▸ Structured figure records
☆ ☆ ☆ ☆
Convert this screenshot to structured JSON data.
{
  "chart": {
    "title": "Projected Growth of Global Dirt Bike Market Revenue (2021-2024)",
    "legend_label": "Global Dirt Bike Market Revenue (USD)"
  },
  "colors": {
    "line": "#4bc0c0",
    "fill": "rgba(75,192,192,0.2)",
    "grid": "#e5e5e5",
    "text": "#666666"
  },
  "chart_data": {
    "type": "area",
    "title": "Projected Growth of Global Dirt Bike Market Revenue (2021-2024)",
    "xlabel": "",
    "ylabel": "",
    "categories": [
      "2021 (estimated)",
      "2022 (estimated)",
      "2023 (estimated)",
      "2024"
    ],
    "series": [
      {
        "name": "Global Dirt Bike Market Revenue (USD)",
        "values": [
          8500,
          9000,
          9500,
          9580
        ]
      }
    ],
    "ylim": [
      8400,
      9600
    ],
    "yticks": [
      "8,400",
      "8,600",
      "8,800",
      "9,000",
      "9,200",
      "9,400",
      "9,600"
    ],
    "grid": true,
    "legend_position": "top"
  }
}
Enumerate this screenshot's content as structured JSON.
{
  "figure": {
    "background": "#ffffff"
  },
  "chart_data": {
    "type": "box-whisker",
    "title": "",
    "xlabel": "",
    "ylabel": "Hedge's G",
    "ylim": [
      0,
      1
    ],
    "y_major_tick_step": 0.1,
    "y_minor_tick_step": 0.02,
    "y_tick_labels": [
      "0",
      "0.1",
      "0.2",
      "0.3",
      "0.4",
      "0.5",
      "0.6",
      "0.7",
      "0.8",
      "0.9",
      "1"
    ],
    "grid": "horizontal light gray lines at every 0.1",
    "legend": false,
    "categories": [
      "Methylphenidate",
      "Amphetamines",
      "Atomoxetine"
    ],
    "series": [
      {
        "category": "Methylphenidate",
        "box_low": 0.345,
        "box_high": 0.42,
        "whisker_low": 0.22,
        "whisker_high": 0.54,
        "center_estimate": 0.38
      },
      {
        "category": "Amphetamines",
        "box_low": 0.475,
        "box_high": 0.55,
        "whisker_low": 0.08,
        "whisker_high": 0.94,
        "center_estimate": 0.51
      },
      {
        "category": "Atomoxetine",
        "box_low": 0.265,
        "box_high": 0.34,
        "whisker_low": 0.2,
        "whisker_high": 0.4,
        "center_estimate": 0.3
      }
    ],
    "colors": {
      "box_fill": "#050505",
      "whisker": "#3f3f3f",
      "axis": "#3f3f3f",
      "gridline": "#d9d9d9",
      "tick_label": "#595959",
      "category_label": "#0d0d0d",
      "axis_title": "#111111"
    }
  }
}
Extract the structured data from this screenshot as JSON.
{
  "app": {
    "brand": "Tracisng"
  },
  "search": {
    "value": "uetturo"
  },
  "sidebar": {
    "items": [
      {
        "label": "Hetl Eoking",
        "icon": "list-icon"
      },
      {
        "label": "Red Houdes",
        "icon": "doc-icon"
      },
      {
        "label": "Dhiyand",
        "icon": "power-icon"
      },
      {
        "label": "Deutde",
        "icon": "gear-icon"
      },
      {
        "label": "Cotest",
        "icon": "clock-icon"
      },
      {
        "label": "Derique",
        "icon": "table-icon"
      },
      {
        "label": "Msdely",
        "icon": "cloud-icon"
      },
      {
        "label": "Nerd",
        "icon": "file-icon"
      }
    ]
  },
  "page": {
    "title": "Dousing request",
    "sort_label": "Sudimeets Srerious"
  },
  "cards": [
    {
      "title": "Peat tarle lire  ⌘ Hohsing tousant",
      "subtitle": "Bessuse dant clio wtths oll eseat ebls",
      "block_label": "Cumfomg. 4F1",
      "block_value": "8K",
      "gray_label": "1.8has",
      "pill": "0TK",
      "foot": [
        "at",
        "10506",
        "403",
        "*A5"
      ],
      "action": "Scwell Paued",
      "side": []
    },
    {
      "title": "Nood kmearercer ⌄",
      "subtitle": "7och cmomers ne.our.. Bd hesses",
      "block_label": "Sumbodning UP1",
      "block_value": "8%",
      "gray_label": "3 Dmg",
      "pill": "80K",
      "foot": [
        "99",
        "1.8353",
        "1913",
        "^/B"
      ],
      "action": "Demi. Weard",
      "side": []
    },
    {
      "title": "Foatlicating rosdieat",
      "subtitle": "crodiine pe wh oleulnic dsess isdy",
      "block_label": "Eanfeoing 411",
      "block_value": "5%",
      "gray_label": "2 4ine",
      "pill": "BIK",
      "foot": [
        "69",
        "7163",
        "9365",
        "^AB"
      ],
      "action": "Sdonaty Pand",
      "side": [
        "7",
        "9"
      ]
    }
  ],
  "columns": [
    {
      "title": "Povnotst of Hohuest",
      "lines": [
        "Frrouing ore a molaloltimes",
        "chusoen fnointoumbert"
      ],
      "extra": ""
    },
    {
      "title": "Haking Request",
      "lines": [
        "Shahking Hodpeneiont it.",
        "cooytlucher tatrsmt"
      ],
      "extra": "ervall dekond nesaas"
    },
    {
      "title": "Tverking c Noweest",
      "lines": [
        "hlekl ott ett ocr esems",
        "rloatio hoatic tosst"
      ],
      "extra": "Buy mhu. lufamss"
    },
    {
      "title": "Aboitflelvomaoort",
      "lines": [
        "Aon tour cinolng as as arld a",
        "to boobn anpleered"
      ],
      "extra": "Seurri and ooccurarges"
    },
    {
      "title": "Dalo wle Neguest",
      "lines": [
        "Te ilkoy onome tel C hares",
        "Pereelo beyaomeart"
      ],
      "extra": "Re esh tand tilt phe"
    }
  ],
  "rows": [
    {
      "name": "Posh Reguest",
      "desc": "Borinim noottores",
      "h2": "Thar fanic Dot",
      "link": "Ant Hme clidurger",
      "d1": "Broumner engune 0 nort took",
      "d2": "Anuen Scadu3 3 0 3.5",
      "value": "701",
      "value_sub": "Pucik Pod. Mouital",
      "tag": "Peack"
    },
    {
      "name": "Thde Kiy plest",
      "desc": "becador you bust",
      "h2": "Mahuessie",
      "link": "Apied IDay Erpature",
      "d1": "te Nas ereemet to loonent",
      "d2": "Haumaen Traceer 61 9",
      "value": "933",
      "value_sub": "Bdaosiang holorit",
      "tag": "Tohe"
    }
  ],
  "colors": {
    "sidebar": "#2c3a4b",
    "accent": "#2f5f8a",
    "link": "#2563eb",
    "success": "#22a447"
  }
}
☆ ☆ ☆ ☆
▸ Work to be completed
Locate and copy each line in the data above that includes the word "link".

▸ Right answer
      "link": "Ant Hme clidurger",
      "link": "Apied IDay Erpature",
    "link": "#2563eb",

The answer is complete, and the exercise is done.